WRITTEN PROBLEM:
No images are to be carried over; print all other material exactly as it stands.
>> start
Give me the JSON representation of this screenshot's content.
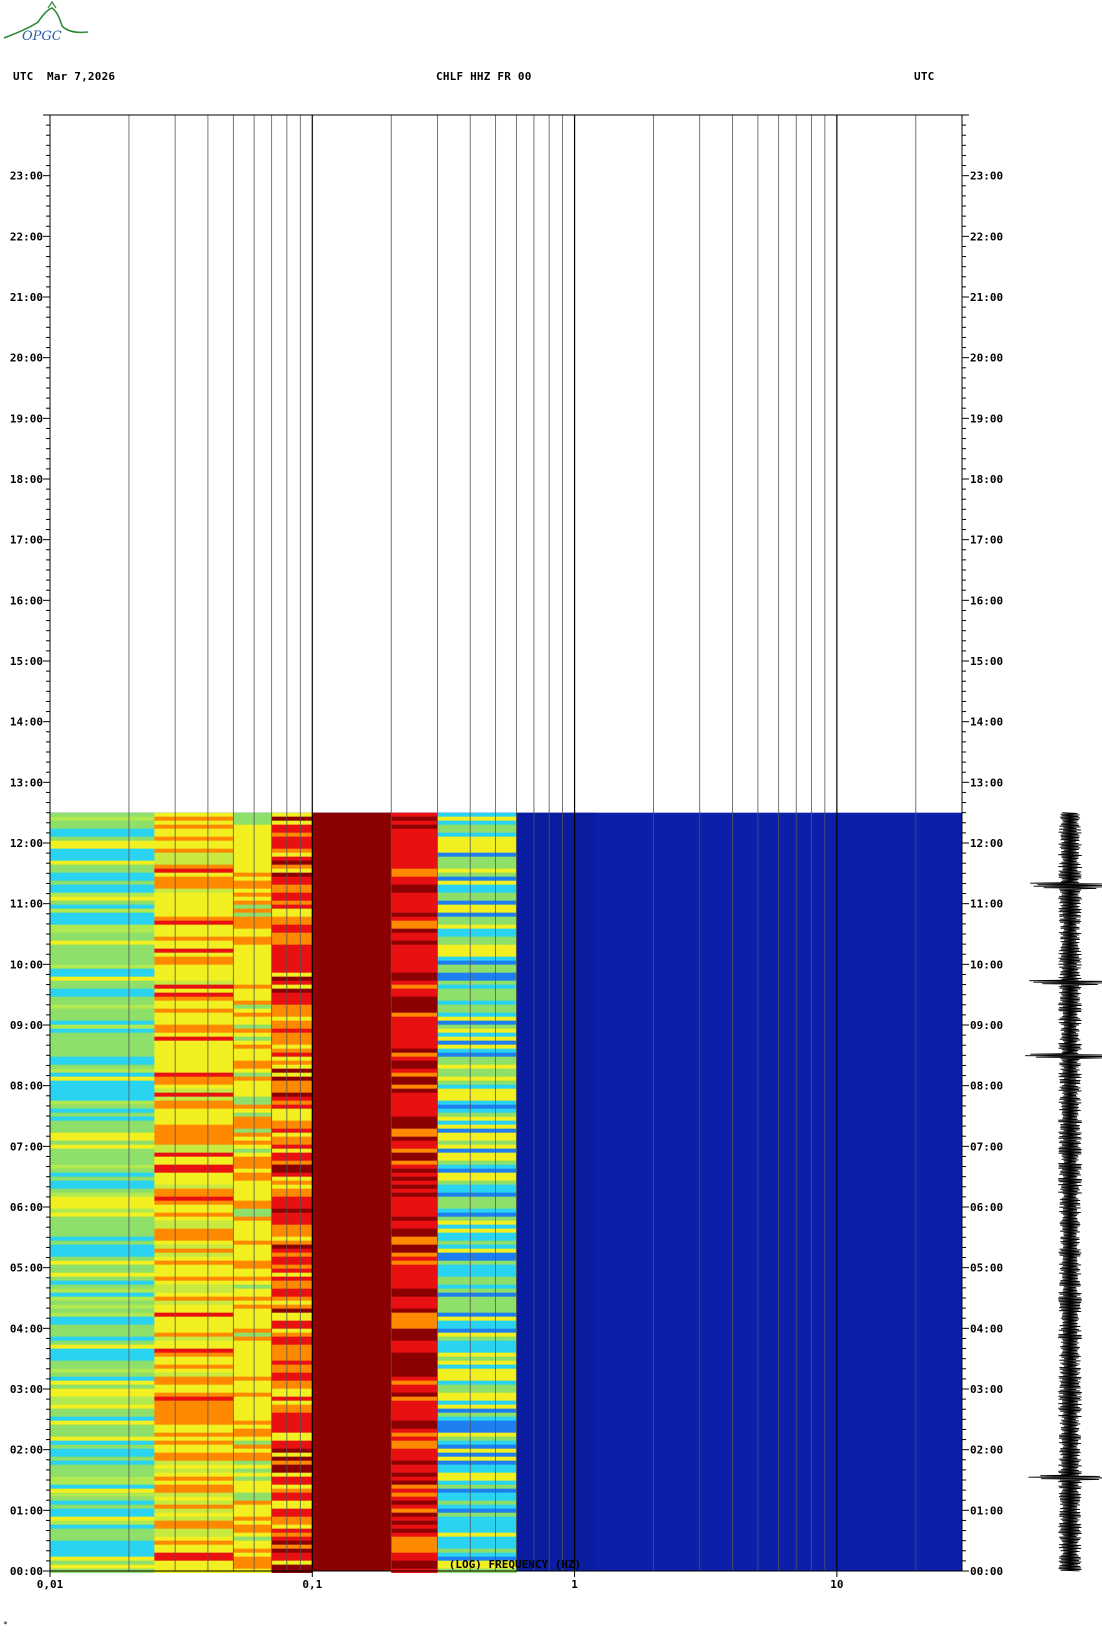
{
  "logo": {
    "text": "OPGC"
  },
  "header": {
    "left_tz": "UTC",
    "date": "Mar 7,2026",
    "station": "CHLF HHZ FR 00",
    "right_tz": "UTC"
  },
  "footnote": "*",
  "colors": {
    "blue": "#0b1fa8",
    "darkred": "#8b0000",
    "red": "#e81010",
    "orange": "#ff8a00",
    "yellow": "#f2f020",
    "green": "#8fe06a",
    "cyan": "#2ad4f0"
  },
  "chart_data": {
    "type": "heatmap",
    "title": "CHLF HHZ FR 00",
    "xlabel": "(LOG) FREQUENCY (HZ)",
    "ylabel": "UTC",
    "x_scale": "log",
    "xlim": [
      0.01,
      30
    ],
    "x_ticks": [
      "0,01",
      "0,1",
      "1",
      "10"
    ],
    "x_tick_values": [
      0.01,
      0.1,
      1,
      10
    ],
    "x_gridlines": [
      0.02,
      0.03,
      0.04,
      0.05,
      0.06,
      0.07,
      0.08,
      0.09,
      0.1,
      0.2,
      0.3,
      0.4,
      0.5,
      0.6,
      0.7,
      0.8,
      0.9,
      1,
      2,
      3,
      4,
      5,
      6,
      7,
      8,
      9,
      10,
      20
    ],
    "ylim_hours": [
      0,
      24
    ],
    "y_ticks": [
      "00:00",
      "01:00",
      "02:00",
      "03:00",
      "04:00",
      "05:00",
      "06:00",
      "07:00",
      "08:00",
      "09:00",
      "10:00",
      "11:00",
      "12:00",
      "13:00",
      "14:00",
      "15:00",
      "16:00",
      "17:00",
      "18:00",
      "19:00",
      "20:00",
      "21:00",
      "22:00",
      "23:00"
    ],
    "data_end_hour": 12.5,
    "grid": true,
    "spectral_bands": [
      {
        "from_hz": 0.01,
        "to_hz": 0.025,
        "level": "green-cyan"
      },
      {
        "from_hz": 0.025,
        "to_hz": 0.05,
        "level": "yellow-orange"
      },
      {
        "from_hz": 0.05,
        "to_hz": 0.07,
        "level": "yellow"
      },
      {
        "from_hz": 0.07,
        "to_hz": 0.1,
        "level": "orange-red"
      },
      {
        "from_hz": 0.1,
        "to_hz": 0.2,
        "level": "dark-red"
      },
      {
        "from_hz": 0.2,
        "to_hz": 0.3,
        "level": "red"
      },
      {
        "from_hz": 0.3,
        "to_hz": 0.6,
        "level": "yellow-cyan"
      },
      {
        "from_hz": 0.6,
        "to_hz": 30,
        "level": "blue"
      }
    ],
    "seismogram_events_hours": [
      1.55,
      8.5,
      9.7,
      11.3
    ]
  }
}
>> end
WRITTEN ANSWER:
Give me the JSON representation of this screenshot's content.
{
  "logo": {
    "text": "OPGC"
  },
  "header": {
    "left_tz": "UTC",
    "date": "Mar 7,2026",
    "station": "CHLF HHZ FR 00",
    "right_tz": "UTC"
  },
  "footnote": "*",
  "colors": {
    "blue": "#0b1fa8",
    "darkred": "#8b0000",
    "red": "#e81010",
    "orange": "#ff8a00",
    "yellow": "#f2f020",
    "green": "#8fe06a",
    "cyan": "#2ad4f0"
  },
  "chart_data": {
    "type": "heatmap",
    "title": "CHLF HHZ FR 00",
    "xlabel": "(LOG) FREQUENCY (HZ)",
    "ylabel": "UTC",
    "x_scale": "log",
    "xlim": [
      0.01,
      30
    ],
    "x_ticks": [
      "0,01",
      "0,1",
      "1",
      "10"
    ],
    "x_tick_values": [
      0.01,
      0.1,
      1,
      10
    ],
    "x_gridlines": [
      0.02,
      0.03,
      0.04,
      0.05,
      0.06,
      0.07,
      0.08,
      0.09,
      0.1,
      0.2,
      0.3,
      0.4,
      0.5,
      0.6,
      0.7,
      0.8,
      0.9,
      1,
      2,
      3,
      4,
      5,
      6,
      7,
      8,
      9,
      10,
      20
    ],
    "ylim_hours": [
      0,
      24
    ],
    "y_ticks": [
      "00:00",
      "01:00",
      "02:00",
      "03:00",
      "04:00",
      "05:00",
      "06:00",
      "07:00",
      "08:00",
      "09:00",
      "10:00",
      "11:00",
      "12:00",
      "13:00",
      "14:00",
      "15:00",
      "16:00",
      "17:00",
      "18:00",
      "19:00",
      "20:00",
      "21:00",
      "22:00",
      "23:00"
    ],
    "data_end_hour": 12.5,
    "grid": true,
    "spectral_bands": [
      {
        "from_hz": 0.01,
        "to_hz": 0.025,
        "level": "green-cyan"
      },
      {
        "from_hz": 0.025,
        "to_hz": 0.05,
        "level": "yellow-orange"
      },
      {
        "from_hz": 0.05,
        "to_hz": 0.07,
        "level": "yellow"
      },
      {
        "from_hz": 0.07,
        "to_hz": 0.1,
        "level": "orange-red"
      },
      {
        "from_hz": 0.1,
        "to_hz": 0.2,
        "level": "dark-red"
      },
      {
        "from_hz": 0.2,
        "to_hz": 0.3,
        "level": "red"
      },
      {
        "from_hz": 0.3,
        "to_hz": 0.6,
        "level": "yellow-cyan"
      },
      {
        "from_hz": 0.6,
        "to_hz": 30,
        "level": "blue"
      }
    ],
    "seismogram_events_hours": [
      1.55,
      8.5,
      9.7,
      11.3
    ]
  }
}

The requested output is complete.